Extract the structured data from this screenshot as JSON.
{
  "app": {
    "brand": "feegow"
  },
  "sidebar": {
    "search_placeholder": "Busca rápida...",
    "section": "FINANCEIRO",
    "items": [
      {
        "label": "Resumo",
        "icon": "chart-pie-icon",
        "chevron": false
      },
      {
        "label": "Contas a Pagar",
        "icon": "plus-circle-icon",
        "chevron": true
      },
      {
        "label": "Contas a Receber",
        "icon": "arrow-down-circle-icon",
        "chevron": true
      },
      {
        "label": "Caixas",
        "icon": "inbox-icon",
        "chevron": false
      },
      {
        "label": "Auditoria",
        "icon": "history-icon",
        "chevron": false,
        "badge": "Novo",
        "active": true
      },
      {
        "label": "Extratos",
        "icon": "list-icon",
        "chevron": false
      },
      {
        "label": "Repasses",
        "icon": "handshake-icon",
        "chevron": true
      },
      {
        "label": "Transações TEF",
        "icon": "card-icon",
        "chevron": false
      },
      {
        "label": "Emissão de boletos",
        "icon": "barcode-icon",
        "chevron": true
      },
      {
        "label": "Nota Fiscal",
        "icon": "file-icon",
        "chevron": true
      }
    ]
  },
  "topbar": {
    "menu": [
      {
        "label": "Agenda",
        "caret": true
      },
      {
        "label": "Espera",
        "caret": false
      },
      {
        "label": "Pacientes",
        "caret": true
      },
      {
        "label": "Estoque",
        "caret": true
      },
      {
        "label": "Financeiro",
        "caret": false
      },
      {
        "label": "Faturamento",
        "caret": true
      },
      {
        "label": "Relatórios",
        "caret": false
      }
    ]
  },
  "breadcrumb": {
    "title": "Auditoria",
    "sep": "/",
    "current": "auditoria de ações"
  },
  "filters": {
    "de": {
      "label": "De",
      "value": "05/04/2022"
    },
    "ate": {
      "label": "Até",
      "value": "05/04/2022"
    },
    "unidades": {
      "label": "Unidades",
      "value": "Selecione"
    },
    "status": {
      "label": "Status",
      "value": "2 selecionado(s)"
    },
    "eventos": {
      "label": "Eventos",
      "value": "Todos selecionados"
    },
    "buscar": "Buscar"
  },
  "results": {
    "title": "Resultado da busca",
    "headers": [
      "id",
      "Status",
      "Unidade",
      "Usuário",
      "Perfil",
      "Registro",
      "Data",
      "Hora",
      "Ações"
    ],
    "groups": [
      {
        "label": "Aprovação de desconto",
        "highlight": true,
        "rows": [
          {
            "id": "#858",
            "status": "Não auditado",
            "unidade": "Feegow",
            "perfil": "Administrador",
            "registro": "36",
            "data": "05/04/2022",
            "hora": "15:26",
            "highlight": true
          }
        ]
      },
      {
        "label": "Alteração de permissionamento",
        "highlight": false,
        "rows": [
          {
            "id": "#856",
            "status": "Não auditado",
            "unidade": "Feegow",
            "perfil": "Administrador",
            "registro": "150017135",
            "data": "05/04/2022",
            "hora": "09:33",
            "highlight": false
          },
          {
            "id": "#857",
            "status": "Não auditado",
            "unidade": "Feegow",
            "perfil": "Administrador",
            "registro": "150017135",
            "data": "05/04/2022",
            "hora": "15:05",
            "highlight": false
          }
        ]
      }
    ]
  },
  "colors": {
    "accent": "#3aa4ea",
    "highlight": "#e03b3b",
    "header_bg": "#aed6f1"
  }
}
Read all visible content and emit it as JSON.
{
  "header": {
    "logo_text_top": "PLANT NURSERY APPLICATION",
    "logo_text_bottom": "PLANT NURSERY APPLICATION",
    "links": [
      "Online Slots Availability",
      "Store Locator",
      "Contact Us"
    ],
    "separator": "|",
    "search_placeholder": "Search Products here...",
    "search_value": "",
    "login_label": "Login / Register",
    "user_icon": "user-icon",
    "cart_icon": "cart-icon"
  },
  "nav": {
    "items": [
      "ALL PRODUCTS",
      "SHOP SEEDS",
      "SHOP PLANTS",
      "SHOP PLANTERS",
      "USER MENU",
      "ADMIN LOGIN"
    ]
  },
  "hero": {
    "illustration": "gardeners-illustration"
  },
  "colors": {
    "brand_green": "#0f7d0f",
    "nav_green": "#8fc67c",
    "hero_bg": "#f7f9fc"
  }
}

--*--

- _Goal_:
Copy every line of the records word for word.

- _Answer to this problem_:
Extract the structured data from this screenshot as JSON.
{
  "app": {
    "brand": "feegow"
  },
  "sidebar": {
    "search_placeholder": "Busca rápida...",
    "section": "FINANCEIRO",
    "items": [
      {
        "label": "Resumo",
        "icon": "chart-pie-icon",
        "chevron": false
      },
      {
        "label": "Contas a Pagar",
        "icon": "plus-circle-icon",
        "chevron": true
      },
      {
        "label": "Contas a Receber",
        "icon": "arrow-down-circle-icon",
        "chevron": true
      },
      {
        "label": "Caixas",
        "icon": "inbox-icon",
        "chevron": false
      },
      {
        "label": "Auditoria",
        "icon": "history-icon",
        "chevron": false,
        "badge": "Novo",
        "active": true
      },
      {
        "label": "Extratos",
        "icon": "list-icon",
        "chevron": false
      },
      {
        "label": "Repasses",
        "icon": "handshake-icon",
        "chevron": true
      },
      {
        "label": "Transações TEF",
        "icon": "card-icon",
        "chevron": false
      },
      {
        "label": "Emissão de boletos",
        "icon": "barcode-icon",
        "chevron": true
      },
      {
        "label": "Nota Fiscal",
        "icon": "file-icon",
        "chevron": true
      }
    ]
  },
  "topbar": {
    "menu": [
      {
        "label": "Agenda",
        "caret": true
      },
      {
        "label": "Espera",
        "caret": false
      },
      {
        "label": "Pacientes",
        "caret": true
      },
      {
        "label": "Estoque",
        "caret": true
      },
      {
        "label": "Financeiro",
        "caret": false
      },
      {
        "label": "Faturamento",
        "caret": true
      },
      {
        "label": "Relatórios",
        "caret": false
      }
    ]
  },
  "breadcrumb": {
    "title": "Auditoria",
    "sep": "/",
    "current": "auditoria de ações"
  },
  "filters": {
    "de": {
      "label": "De",
      "value": "05/04/2022"
    },
    "ate": {
      "label": "Até",
      "value": "05/04/2022"
    },
    "unidades": {
      "label": "Unidades",
      "value": "Selecione"
    },
    "status": {
      "label": "Status",
      "value": "2 selecionado(s)"
    },
    "eventos": {
      "label": "Eventos",
      "value": "Todos selecionados"
    },
    "buscar": "Buscar"
  },
  "results": {
    "title": "Resultado da busca",
    "headers": [
      "id",
      "Status",
      "Unidade",
      "Usuário",
      "Perfil",
      "Registro",
      "Data",
      "Hora",
      "Ações"
    ],
    "groups": [
      {
        "label": "Aprovação de desconto",
        "highlight": true,
        "rows": [
          {
            "id": "#858",
            "status": "Não auditado",
            "unidade": "Feegow",
            "perfil": "Administrador",
            "registro": "36",
            "data": "05/04/2022",
            "hora": "15:26",
            "highlight": true
          }
        ]
      },
      {
        "label": "Alteração de permissionamento",
        "highlight": false,
        "rows": [
          {
            "id": "#856",
            "status": "Não auditado",
            "unidade": "Feegow",
            "perfil": "Administrador",
            "registro": "150017135",
            "data": "05/04/2022",
            "hora": "09:33",
            "highlight": false
          },
          {
            "id": "#857",
            "status": "Não auditado",
            "unidade": "Feegow",
            "perfil": "Administrador",
            "registro": "150017135",
            "data": "05/04/2022",
            "hora": "15:05",
            "highlight": false
          }
        ]
      }
    ]
  },
  "colors": {
    "accent": "#3aa4ea",
    "highlight": "#e03b3b",
    "header_bg": "#aed6f1"
  }
}
Read all visible content and emit it as JSON.
{
  "header": {
    "logo_text_top": "PLANT NURSERY APPLICATION",
    "logo_text_bottom": "PLANT NURSERY APPLICATION",
    "links": [
      "Online Slots Availability",
      "Store Locator",
      "Contact Us"
    ],
    "separator": "|",
    "search_placeholder": "Search Products here...",
    "search_value": "",
    "login_label": "Login / Register",
    "user_icon": "user-icon",
    "cart_icon": "cart-icon"
  },
  "nav": {
    "items": [
      "ALL PRODUCTS",
      "SHOP SEEDS",
      "SHOP PLANTS",
      "SHOP PLANTERS",
      "USER MENU",
      "ADMIN LOGIN"
    ]
  },
  "hero": {
    "illustration": "gardeners-illustration"
  },
  "colors": {
    "brand_green": "#0f7d0f",
    "nav_green": "#8fc67c",
    "hero_bg": "#f7f9fc"
  }
}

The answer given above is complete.